Stated exercise. Determine how many lines in these records hold "Resistance". Only the number is wanted.

(Data entries for graphics)
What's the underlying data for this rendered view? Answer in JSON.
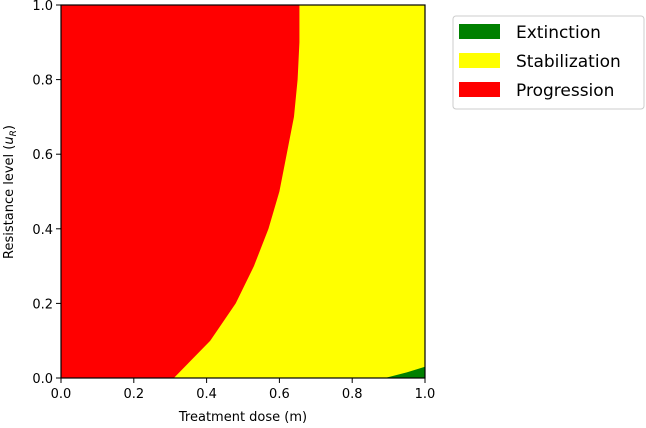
{
  "chart_data": {
    "type": "heatmap",
    "title": "",
    "xlabel": "Treatment dose (m)",
    "ylabel": "Resistance level (u_R)",
    "ylabel_main": "Resistance level (",
    "ylabel_var": "u",
    "ylabel_sub": "R",
    "ylabel_close": ")",
    "xlim": [
      0.0,
      1.0
    ],
    "ylim": [
      0.0,
      1.0
    ],
    "xticks": [
      "0.0",
      "0.2",
      "0.4",
      "0.6",
      "0.8",
      "1.0"
    ],
    "yticks": [
      "0.0",
      "0.2",
      "0.4",
      "0.6",
      "0.8",
      "1.0"
    ],
    "grid": false,
    "legend_position": "outside upper right",
    "regions": [
      {
        "name": "Extinction",
        "color": "#008000",
        "description": "small wedge near m≈0.9–1.0, u_R≈0–0.03"
      },
      {
        "name": "Stabilization",
        "color": "#ffff00",
        "description": "between progression boundary and right edge"
      },
      {
        "name": "Progression",
        "color": "#ff0000",
        "description": "left region, low dose"
      }
    ],
    "progression_boundary": {
      "u_R": [
        0.0,
        0.1,
        0.2,
        0.3,
        0.4,
        0.5,
        0.6,
        0.7,
        0.8,
        0.9,
        1.0
      ],
      "m": [
        0.31,
        0.41,
        0.48,
        0.53,
        0.57,
        0.6,
        0.62,
        0.64,
        0.65,
        0.655,
        0.655
      ]
    },
    "extinction_boundary": {
      "m": [
        0.89,
        0.95,
        1.0
      ],
      "u_R": [
        0.0,
        0.015,
        0.03
      ]
    }
  },
  "legend": {
    "items": [
      {
        "label": "Extinction",
        "color": "#008000"
      },
      {
        "label": "Stabilization",
        "color": "#ffff00"
      },
      {
        "label": "Progression",
        "color": "#ff0000"
      }
    ]
  }
}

Task solution. 2